» **What the exercise asks**: Please write out the material that follows, exactly as it stands.

» **Records**:
↓
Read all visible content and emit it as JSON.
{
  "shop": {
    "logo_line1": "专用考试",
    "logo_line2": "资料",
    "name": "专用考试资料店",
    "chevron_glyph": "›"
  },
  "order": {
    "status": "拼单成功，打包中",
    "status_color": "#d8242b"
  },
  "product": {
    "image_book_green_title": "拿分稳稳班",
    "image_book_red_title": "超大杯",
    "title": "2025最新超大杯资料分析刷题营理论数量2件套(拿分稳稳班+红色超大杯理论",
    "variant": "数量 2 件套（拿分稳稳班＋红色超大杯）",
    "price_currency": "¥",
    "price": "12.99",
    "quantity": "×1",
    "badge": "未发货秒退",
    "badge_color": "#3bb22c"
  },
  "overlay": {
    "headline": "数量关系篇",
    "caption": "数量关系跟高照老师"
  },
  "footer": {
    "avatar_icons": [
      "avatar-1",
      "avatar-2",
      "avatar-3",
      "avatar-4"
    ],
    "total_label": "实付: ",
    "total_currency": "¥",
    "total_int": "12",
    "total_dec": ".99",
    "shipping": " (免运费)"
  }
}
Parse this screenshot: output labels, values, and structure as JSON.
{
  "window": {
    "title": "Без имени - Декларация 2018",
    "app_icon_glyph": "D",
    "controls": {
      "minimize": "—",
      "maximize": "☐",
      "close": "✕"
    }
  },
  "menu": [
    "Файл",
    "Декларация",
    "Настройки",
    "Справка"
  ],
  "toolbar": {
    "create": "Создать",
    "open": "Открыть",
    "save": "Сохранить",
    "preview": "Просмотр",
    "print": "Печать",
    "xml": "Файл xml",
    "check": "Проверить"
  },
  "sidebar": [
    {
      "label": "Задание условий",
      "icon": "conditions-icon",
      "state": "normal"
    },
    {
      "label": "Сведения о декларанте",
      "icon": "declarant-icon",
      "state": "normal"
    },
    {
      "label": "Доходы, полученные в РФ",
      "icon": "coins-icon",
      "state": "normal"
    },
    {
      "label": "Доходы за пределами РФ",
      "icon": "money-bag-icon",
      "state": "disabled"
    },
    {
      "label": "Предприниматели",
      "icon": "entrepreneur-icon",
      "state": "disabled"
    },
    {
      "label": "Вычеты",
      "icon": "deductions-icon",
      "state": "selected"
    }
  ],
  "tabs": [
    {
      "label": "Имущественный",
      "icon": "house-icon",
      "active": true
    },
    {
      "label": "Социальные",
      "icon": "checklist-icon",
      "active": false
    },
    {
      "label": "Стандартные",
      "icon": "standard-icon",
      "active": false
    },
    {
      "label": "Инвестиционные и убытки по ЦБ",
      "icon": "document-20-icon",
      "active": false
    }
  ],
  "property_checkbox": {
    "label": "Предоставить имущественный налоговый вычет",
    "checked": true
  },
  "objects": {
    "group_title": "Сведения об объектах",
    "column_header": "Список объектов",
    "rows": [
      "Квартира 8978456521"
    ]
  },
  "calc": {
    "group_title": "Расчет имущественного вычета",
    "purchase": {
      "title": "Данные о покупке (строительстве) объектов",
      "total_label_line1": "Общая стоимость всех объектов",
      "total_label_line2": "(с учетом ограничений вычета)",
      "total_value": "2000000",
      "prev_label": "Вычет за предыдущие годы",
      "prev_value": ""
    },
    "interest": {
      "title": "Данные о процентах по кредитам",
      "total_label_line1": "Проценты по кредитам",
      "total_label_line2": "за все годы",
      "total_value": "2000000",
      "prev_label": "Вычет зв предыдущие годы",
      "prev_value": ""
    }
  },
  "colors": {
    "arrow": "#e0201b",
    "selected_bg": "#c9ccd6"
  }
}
↑
» **Response below**:
Read all visible content and emit it as JSON.
{
  "shop": {
    "logo_line1": "专用考试",
    "logo_line2": "资料",
    "name": "专用考试资料店",
    "chevron_glyph": "›"
  },
  "order": {
    "status": "拼单成功，打包中",
    "status_color": "#d8242b"
  },
  "product": {
    "image_book_green_title": "拿分稳稳班",
    "image_book_red_title": "超大杯",
    "title": "2025最新超大杯资料分析刷题营理论数量2件套(拿分稳稳班+红色超大杯理论",
    "variant": "数量 2 件套（拿分稳稳班＋红色超大杯）",
    "price_currency": "¥",
    "price": "12.99",
    "quantity": "×1",
    "badge": "未发货秒退",
    "badge_color": "#3bb22c"
  },
  "overlay": {
    "headline": "数量关系篇",
    "caption": "数量关系跟高照老师"
  },
  "footer": {
    "avatar_icons": [
      "avatar-1",
      "avatar-2",
      "avatar-3",
      "avatar-4"
    ],
    "total_label": "实付: ",
    "total_currency": "¥",
    "total_int": "12",
    "total_dec": ".99",
    "shipping": " (免运费)"
  }
}
Parse this screenshot: output labels, values, and structure as JSON.
{
  "window": {
    "title": "Без имени - Декларация 2018",
    "app_icon_glyph": "D",
    "controls": {
      "minimize": "—",
      "maximize": "☐",
      "close": "✕"
    }
  },
  "menu": [
    "Файл",
    "Декларация",
    "Настройки",
    "Справка"
  ],
  "toolbar": {
    "create": "Создать",
    "open": "Открыть",
    "save": "Сохранить",
    "preview": "Просмотр",
    "print": "Печать",
    "xml": "Файл xml",
    "check": "Проверить"
  },
  "sidebar": [
    {
      "label": "Задание условий",
      "icon": "conditions-icon",
      "state": "normal"
    },
    {
      "label": "Сведения о декларанте",
      "icon": "declarant-icon",
      "state": "normal"
    },
    {
      "label": "Доходы, полученные в РФ",
      "icon": "coins-icon",
      "state": "normal"
    },
    {
      "label": "Доходы за пределами РФ",
      "icon": "money-bag-icon",
      "state": "disabled"
    },
    {
      "label": "Предприниматели",
      "icon": "entrepreneur-icon",
      "state": "disabled"
    },
    {
      "label": "Вычеты",
      "icon": "deductions-icon",
      "state": "selected"
    }
  ],
  "tabs": [
    {
      "label": "Имущественный",
      "icon": "house-icon",
      "active": true
    },
    {
      "label": "Социальные",
      "icon": "checklist-icon",
      "active": false
    },
    {
      "label": "Стандартные",
      "icon": "standard-icon",
      "active": false
    },
    {
      "label": "Инвестиционные и убытки по ЦБ",
      "icon": "document-20-icon",
      "active": false
    }
  ],
  "property_checkbox": {
    "label": "Предоставить имущественный налоговый вычет",
    "checked": true
  },
  "objects": {
    "group_title": "Сведения об объектах",
    "column_header": "Список объектов",
    "rows": [
      "Квартира 8978456521"
    ]
  },
  "calc": {
    "group_title": "Расчет имущественного вычета",
    "purchase": {
      "title": "Данные о покупке (строительстве) объектов",
      "total_label_line1": "Общая стоимость всех объектов",
      "total_label_line2": "(с учетом ограничений вычета)",
      "total_value": "2000000",
      "prev_label": "Вычет за предыдущие годы",
      "prev_value": ""
    },
    "interest": {
      "title": "Данные о процентах по кредитам",
      "total_label_line1": "Проценты по кредитам",
      "total_label_line2": "за все годы",
      "total_value": "2000000",
      "prev_label": "Вычет зв предыдущие годы",
      "prev_value": ""
    }
  },
  "colors": {
    "arrow": "#e0201b",
    "selected_bg": "#c9ccd6"
  }
}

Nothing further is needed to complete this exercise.